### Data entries
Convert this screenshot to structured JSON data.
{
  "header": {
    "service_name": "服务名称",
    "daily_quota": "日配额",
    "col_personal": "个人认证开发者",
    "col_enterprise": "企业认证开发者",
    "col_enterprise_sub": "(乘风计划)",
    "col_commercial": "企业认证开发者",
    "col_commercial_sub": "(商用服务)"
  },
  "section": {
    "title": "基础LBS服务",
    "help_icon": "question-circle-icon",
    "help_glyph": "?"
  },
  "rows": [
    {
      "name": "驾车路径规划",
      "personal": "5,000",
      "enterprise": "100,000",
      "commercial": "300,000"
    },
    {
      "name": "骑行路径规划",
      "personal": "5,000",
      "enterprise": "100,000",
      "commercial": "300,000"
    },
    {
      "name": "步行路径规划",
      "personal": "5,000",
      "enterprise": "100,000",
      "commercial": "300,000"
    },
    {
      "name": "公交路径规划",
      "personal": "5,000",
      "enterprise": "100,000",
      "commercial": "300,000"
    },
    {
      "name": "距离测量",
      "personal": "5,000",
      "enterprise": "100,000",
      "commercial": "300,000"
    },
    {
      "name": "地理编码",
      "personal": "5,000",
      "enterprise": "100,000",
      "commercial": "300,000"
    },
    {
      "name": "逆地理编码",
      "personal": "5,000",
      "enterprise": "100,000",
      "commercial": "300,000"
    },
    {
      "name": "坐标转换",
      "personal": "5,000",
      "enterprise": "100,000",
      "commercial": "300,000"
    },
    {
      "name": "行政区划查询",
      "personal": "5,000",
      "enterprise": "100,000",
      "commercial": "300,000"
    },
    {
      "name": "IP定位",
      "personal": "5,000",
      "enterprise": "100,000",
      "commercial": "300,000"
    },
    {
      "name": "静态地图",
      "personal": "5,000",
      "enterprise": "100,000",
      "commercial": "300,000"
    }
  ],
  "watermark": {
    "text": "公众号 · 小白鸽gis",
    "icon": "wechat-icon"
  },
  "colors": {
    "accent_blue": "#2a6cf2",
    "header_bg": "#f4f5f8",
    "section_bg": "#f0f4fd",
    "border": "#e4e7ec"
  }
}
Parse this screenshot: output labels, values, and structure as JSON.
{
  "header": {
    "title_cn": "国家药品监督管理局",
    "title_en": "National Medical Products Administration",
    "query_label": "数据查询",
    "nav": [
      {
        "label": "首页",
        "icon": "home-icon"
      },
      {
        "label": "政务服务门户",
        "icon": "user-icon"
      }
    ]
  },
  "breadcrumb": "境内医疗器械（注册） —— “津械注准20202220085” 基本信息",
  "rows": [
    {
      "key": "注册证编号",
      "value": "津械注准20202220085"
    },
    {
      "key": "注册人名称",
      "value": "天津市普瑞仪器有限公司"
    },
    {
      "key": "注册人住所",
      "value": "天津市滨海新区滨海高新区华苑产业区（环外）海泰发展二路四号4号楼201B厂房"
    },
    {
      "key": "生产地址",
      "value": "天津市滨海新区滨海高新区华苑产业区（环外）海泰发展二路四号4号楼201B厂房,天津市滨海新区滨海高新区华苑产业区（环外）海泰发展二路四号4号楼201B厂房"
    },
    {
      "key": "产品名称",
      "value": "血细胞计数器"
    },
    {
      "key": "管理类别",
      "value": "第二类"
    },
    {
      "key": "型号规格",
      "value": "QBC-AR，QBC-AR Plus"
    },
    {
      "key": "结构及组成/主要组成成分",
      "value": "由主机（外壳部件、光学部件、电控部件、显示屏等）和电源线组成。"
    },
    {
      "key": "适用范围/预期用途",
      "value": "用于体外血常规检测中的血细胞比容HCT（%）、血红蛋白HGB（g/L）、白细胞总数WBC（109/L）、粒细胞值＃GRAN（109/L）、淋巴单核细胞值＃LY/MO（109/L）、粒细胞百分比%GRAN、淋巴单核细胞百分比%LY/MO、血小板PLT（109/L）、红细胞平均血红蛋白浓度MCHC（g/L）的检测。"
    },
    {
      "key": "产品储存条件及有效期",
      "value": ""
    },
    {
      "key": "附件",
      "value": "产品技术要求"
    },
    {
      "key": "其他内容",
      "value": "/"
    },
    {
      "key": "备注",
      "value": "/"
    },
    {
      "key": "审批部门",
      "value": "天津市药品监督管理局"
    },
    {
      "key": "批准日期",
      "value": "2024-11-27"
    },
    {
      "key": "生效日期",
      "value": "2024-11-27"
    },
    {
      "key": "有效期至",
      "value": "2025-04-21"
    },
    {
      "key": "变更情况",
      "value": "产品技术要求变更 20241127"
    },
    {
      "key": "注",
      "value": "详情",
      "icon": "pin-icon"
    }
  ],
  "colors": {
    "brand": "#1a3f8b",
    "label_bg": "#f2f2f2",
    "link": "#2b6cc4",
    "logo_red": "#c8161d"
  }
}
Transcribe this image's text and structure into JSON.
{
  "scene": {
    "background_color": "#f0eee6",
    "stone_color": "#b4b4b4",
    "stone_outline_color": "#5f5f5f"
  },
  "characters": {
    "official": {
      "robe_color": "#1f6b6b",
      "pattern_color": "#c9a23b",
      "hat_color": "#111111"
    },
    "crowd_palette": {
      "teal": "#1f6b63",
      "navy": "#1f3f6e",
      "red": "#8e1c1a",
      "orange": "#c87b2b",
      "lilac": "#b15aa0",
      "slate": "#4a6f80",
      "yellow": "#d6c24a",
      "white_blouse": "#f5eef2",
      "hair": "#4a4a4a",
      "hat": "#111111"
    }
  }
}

### Aim of the task
Exactly as they are written, print the entries again.

### Written response
Convert this screenshot to structured JSON data.
{
  "header": {
    "service_name": "服务名称",
    "daily_quota": "日配额",
    "col_personal": "个人认证开发者",
    "col_enterprise": "企业认证开发者",
    "col_enterprise_sub": "(乘风计划)",
    "col_commercial": "企业认证开发者",
    "col_commercial_sub": "(商用服务)"
  },
  "section": {
    "title": "基础LBS服务",
    "help_icon": "question-circle-icon",
    "help_glyph": "?"
  },
  "rows": [
    {
      "name": "驾车路径规划",
      "personal": "5,000",
      "enterprise": "100,000",
      "commercial": "300,000"
    },
    {
      "name": "骑行路径规划",
      "personal": "5,000",
      "enterprise": "100,000",
      "commercial": "300,000"
    },
    {
      "name": "步行路径规划",
      "personal": "5,000",
      "enterprise": "100,000",
      "commercial": "300,000"
    },
    {
      "name": "公交路径规划",
      "personal": "5,000",
      "enterprise": "100,000",
      "commercial": "300,000"
    },
    {
      "name": "距离测量",
      "personal": "5,000",
      "enterprise": "100,000",
      "commercial": "300,000"
    },
    {
      "name": "地理编码",
      "personal": "5,000",
      "enterprise": "100,000",
      "commercial": "300,000"
    },
    {
      "name": "逆地理编码",
      "personal": "5,000",
      "enterprise": "100,000",
      "commercial": "300,000"
    },
    {
      "name": "坐标转换",
      "personal": "5,000",
      "enterprise": "100,000",
      "commercial": "300,000"
    },
    {
      "name": "行政区划查询",
      "personal": "5,000",
      "enterprise": "100,000",
      "commercial": "300,000"
    },
    {
      "name": "IP定位",
      "personal": "5,000",
      "enterprise": "100,000",
      "commercial": "300,000"
    },
    {
      "name": "静态地图",
      "personal": "5,000",
      "enterprise": "100,000",
      "commercial": "300,000"
    }
  ],
  "watermark": {
    "text": "公众号 · 小白鸽gis",
    "icon": "wechat-icon"
  },
  "colors": {
    "accent_blue": "#2a6cf2",
    "header_bg": "#f4f5f8",
    "section_bg": "#f0f4fd",
    "border": "#e4e7ec"
  }
}
Parse this screenshot: output labels, values, and structure as JSON.
{
  "header": {
    "title_cn": "国家药品监督管理局",
    "title_en": "National Medical Products Administration",
    "query_label": "数据查询",
    "nav": [
      {
        "label": "首页",
        "icon": "home-icon"
      },
      {
        "label": "政务服务门户",
        "icon": "user-icon"
      }
    ]
  },
  "breadcrumb": "境内医疗器械（注册） —— “津械注准20202220085” 基本信息",
  "rows": [
    {
      "key": "注册证编号",
      "value": "津械注准20202220085"
    },
    {
      "key": "注册人名称",
      "value": "天津市普瑞仪器有限公司"
    },
    {
      "key": "注册人住所",
      "value": "天津市滨海新区滨海高新区华苑产业区（环外）海泰发展二路四号4号楼201B厂房"
    },
    {
      "key": "生产地址",
      "value": "天津市滨海新区滨海高新区华苑产业区（环外）海泰发展二路四号4号楼201B厂房,天津市滨海新区滨海高新区华苑产业区（环外）海泰发展二路四号4号楼201B厂房"
    },
    {
      "key": "产品名称",
      "value": "血细胞计数器"
    },
    {
      "key": "管理类别",
      "value": "第二类"
    },
    {
      "key": "型号规格",
      "value": "QBC-AR，QBC-AR Plus"
    },
    {
      "key": "结构及组成/主要组成成分",
      "value": "由主机（外壳部件、光学部件、电控部件、显示屏等）和电源线组成。"
    },
    {
      "key": "适用范围/预期用途",
      "value": "用于体外血常规检测中的血细胞比容HCT（%）、血红蛋白HGB（g/L）、白细胞总数WBC（109/L）、粒细胞值＃GRAN（109/L）、淋巴单核细胞值＃LY/MO（109/L）、粒细胞百分比%GRAN、淋巴单核细胞百分比%LY/MO、血小板PLT（109/L）、红细胞平均血红蛋白浓度MCHC（g/L）的检测。"
    },
    {
      "key": "产品储存条件及有效期",
      "value": ""
    },
    {
      "key": "附件",
      "value": "产品技术要求"
    },
    {
      "key": "其他内容",
      "value": "/"
    },
    {
      "key": "备注",
      "value": "/"
    },
    {
      "key": "审批部门",
      "value": "天津市药品监督管理局"
    },
    {
      "key": "批准日期",
      "value": "2024-11-27"
    },
    {
      "key": "生效日期",
      "value": "2024-11-27"
    },
    {
      "key": "有效期至",
      "value": "2025-04-21"
    },
    {
      "key": "变更情况",
      "value": "产品技术要求变更 20241127"
    },
    {
      "key": "注",
      "value": "详情",
      "icon": "pin-icon"
    }
  ],
  "colors": {
    "brand": "#1a3f8b",
    "label_bg": "#f2f2f2",
    "link": "#2b6cc4",
    "logo_red": "#c8161d"
  }
}
Transcribe this image's text and structure into JSON.
{
  "scene": {
    "background_color": "#f0eee6",
    "stone_color": "#b4b4b4",
    "stone_outline_color": "#5f5f5f"
  },
  "characters": {
    "official": {
      "robe_color": "#1f6b6b",
      "pattern_color": "#c9a23b",
      "hat_color": "#111111"
    },
    "crowd_palette": {
      "teal": "#1f6b63",
      "navy": "#1f3f6e",
      "red": "#8e1c1a",
      "orange": "#c87b2b",
      "lilac": "#b15aa0",
      "slate": "#4a6f80",
      "yellow": "#d6c24a",
      "white_blouse": "#f5eef2",
      "hair": "#4a4a4a",
      "hat": "#111111"
    }
  }
}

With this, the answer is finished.